>> BEGIN Document segment

When most people hear the name Monica Lewinsky, they think of one word, and it’s not
handbag. Similarly, when the subject of kilts comes up these days, it inevitably conjures the legend that Scotsmen traditionally don’t wear anything underneath. Canadian actor-turned-playwright
Jonathan Wilson clearly had the association of skirt-over-naked-penis in mind when he titled his new play
Kilt.
The show, which had a successful run in Toronto in 1999 and is currently having a commercial run off-Broadway, cleverly aims to capture not one but two niche markets: connoisseurs of live male nudity and those who get teary-eyed at the sound of bagpipes and the sight of tartan. And the play itself capitalizes on the collision of those two cultures.

>> END Document segment

Job 1: Copy the entries from their first line up to and including the line that contains "watermark: STEPS Real".
The passage about the play Kilt has no connection to the entries that follow it.

>> BEGIN Supplied information

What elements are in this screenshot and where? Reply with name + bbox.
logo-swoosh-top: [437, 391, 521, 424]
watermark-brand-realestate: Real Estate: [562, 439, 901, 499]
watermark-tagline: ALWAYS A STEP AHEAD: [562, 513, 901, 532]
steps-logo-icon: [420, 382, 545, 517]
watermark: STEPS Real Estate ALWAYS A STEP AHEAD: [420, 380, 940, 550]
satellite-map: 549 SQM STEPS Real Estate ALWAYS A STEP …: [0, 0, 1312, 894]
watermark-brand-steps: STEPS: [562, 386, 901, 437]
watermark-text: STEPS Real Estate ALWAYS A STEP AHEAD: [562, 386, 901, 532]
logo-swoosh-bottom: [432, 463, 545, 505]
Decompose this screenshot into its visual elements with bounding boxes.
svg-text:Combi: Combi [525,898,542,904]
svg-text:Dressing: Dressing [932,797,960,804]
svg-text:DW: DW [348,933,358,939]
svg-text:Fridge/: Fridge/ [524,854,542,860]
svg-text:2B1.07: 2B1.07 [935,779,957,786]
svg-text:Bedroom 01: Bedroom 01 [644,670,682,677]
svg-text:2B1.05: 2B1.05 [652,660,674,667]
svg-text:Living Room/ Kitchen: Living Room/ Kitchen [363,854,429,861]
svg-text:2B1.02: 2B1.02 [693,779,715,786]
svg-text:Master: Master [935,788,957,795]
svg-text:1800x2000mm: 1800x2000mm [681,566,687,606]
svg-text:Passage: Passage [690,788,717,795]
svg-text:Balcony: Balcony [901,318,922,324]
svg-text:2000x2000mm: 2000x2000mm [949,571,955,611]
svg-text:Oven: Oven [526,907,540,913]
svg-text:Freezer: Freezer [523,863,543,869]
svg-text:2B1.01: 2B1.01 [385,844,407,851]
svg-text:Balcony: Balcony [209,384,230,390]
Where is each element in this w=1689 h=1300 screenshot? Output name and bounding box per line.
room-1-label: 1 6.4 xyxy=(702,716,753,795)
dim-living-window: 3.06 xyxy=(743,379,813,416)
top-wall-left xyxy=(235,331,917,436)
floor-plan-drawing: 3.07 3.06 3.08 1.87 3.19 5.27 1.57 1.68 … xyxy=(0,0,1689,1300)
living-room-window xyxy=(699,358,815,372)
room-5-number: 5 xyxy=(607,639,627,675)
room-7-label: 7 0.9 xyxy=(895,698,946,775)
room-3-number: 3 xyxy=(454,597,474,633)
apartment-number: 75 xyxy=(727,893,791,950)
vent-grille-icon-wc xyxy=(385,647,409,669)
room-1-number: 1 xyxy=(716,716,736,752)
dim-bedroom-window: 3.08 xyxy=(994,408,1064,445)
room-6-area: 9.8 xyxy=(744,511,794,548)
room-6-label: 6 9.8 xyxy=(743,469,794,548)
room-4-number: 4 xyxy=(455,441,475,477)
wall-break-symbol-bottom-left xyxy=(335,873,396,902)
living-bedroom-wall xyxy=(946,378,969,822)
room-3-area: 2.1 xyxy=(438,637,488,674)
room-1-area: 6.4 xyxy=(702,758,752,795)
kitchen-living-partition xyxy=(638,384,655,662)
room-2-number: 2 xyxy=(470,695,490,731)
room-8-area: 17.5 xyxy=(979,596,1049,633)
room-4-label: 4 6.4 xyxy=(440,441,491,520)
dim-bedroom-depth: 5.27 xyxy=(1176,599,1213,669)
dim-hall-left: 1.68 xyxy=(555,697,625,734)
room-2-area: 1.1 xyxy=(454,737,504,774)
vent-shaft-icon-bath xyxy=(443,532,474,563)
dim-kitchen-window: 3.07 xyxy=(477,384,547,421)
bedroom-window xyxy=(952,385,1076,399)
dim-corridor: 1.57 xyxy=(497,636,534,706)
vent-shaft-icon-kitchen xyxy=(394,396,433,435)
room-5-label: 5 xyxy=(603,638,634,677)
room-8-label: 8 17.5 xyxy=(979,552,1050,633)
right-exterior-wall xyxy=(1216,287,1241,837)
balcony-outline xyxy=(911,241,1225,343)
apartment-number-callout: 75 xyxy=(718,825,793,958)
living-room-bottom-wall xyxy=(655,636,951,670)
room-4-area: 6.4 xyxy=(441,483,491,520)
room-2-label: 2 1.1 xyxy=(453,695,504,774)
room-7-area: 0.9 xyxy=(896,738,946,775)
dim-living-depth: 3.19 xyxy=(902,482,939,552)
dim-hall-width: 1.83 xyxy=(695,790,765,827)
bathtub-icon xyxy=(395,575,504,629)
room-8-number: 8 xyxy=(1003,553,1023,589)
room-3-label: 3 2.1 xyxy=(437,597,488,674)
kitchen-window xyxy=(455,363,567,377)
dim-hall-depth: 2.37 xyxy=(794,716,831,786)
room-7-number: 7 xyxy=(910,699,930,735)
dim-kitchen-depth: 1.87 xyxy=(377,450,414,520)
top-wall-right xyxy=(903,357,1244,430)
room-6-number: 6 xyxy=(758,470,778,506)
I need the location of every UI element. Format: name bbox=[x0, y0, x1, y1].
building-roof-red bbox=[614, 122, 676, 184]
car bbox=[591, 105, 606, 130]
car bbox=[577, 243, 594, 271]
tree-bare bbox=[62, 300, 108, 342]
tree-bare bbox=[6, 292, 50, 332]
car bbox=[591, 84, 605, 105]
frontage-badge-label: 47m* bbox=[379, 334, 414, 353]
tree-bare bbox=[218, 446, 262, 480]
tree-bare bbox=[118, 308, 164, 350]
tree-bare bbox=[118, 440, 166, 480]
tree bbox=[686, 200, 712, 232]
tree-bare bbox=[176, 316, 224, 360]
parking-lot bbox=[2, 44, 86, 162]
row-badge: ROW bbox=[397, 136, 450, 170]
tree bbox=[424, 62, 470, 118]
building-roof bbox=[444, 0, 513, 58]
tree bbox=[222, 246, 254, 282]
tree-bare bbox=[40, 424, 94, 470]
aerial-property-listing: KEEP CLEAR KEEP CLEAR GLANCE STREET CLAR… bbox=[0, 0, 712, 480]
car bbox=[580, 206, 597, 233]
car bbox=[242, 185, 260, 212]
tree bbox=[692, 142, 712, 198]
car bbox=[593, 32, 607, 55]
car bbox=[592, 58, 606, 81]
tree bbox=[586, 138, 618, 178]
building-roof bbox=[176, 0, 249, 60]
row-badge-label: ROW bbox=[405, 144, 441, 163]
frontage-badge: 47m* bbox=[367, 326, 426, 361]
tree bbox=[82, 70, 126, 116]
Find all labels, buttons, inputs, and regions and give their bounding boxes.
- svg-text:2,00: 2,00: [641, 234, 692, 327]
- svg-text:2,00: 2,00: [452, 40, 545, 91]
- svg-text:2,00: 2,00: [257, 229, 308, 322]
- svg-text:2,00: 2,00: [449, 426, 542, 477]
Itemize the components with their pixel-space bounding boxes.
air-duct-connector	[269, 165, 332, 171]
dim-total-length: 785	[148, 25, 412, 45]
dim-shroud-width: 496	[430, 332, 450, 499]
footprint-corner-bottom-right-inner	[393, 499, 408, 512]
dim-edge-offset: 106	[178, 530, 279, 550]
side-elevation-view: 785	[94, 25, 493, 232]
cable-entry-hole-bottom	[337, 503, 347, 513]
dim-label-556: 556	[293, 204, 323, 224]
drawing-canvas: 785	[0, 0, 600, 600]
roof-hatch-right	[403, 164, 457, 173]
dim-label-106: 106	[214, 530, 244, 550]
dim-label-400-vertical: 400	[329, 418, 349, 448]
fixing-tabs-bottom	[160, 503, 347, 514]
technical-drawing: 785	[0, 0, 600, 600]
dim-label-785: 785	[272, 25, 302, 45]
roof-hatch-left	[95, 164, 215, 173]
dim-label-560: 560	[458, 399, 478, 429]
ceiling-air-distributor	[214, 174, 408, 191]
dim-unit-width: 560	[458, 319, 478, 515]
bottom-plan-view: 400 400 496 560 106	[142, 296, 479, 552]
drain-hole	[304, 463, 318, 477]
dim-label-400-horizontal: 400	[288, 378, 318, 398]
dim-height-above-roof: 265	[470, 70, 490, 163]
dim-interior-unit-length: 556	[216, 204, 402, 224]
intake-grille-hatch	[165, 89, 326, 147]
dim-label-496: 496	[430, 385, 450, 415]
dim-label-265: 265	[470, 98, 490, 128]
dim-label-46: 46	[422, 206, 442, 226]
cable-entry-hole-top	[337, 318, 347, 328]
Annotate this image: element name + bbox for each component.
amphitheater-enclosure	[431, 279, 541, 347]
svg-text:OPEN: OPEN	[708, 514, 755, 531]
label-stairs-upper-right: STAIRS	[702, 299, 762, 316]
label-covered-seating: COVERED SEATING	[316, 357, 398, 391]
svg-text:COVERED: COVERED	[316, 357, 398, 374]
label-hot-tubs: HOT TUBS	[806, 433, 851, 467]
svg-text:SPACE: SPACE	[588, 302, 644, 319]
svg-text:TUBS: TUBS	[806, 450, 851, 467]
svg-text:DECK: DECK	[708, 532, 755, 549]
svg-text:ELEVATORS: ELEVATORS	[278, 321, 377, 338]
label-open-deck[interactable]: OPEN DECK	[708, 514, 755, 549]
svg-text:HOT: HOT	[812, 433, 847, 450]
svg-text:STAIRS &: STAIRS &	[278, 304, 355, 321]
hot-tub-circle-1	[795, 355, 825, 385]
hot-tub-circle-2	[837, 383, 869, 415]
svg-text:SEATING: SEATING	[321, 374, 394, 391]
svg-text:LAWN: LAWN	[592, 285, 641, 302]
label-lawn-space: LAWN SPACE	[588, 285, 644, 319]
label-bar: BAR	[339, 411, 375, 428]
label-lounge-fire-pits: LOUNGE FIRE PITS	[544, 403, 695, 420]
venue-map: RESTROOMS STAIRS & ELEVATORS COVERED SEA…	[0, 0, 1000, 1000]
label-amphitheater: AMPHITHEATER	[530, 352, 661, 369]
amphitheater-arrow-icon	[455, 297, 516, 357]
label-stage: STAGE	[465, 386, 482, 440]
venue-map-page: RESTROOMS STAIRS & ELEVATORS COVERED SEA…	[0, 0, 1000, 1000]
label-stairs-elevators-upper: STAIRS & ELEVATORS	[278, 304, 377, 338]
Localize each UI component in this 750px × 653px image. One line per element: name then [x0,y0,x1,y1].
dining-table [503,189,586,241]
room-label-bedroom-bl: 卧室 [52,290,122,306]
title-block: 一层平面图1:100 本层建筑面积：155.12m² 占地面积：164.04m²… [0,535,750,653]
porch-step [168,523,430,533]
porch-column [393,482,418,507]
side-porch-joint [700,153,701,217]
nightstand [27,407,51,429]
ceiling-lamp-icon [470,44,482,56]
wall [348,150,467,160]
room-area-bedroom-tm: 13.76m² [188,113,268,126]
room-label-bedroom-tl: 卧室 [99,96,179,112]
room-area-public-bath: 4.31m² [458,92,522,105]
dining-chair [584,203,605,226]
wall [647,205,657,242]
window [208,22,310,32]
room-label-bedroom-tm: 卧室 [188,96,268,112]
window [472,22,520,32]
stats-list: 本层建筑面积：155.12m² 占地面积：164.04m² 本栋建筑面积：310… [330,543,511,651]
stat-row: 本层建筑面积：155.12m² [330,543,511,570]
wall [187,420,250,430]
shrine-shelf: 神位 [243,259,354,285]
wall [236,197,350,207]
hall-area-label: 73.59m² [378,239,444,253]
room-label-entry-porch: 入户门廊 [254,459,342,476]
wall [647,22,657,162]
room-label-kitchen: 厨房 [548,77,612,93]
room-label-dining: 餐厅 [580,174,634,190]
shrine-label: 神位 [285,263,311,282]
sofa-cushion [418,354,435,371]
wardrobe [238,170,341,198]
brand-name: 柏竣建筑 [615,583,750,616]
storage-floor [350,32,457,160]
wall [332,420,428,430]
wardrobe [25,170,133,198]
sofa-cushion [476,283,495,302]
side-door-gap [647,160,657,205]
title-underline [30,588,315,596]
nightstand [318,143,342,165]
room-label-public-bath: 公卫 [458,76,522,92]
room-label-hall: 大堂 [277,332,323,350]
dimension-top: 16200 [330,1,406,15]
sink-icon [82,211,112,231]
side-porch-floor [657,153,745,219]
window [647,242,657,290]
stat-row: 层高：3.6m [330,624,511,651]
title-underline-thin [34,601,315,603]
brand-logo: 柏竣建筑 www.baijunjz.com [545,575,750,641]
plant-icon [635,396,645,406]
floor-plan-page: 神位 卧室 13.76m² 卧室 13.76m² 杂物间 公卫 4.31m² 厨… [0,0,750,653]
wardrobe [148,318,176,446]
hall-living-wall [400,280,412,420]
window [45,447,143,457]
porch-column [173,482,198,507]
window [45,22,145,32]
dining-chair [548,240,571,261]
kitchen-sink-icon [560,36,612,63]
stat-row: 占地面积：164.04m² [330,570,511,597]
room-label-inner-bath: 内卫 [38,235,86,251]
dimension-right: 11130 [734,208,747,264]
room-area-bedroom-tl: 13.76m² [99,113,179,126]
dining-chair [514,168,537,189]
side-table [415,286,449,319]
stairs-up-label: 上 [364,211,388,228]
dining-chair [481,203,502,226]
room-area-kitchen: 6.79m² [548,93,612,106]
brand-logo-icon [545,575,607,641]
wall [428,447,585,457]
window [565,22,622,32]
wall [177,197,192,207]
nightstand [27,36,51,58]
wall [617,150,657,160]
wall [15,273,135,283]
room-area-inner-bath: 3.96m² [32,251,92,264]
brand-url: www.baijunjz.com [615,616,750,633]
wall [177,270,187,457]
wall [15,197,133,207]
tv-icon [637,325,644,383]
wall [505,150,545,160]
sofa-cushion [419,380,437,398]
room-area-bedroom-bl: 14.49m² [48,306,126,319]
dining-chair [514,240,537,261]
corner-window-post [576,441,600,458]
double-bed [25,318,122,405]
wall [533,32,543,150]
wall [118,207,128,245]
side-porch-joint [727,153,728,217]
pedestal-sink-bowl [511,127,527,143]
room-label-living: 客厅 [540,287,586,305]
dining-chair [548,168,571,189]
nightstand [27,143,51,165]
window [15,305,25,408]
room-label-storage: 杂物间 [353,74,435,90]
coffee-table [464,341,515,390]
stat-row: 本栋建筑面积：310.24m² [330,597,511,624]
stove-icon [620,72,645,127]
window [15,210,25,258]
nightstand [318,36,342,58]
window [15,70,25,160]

>> END Supplied information

Job 2: According to the passage about the play Kilt, in which city and year did the show have a successful run?

Answer 1:
What elements are in this screenshot and where? Reply with name + bbox.
logo-swoosh-top: [437, 391, 521, 424]
watermark-brand-realestate: Real Estate: [562, 439, 901, 499]
watermark-tagline: ALWAYS A STEP AHEAD: [562, 513, 901, 532]
steps-logo-icon: [420, 382, 545, 517]
watermark: STEPS Real Estate ALWAYS A STEP AHEAD: [420, 380, 940, 550]

Answer 2: Toronto, in 1999.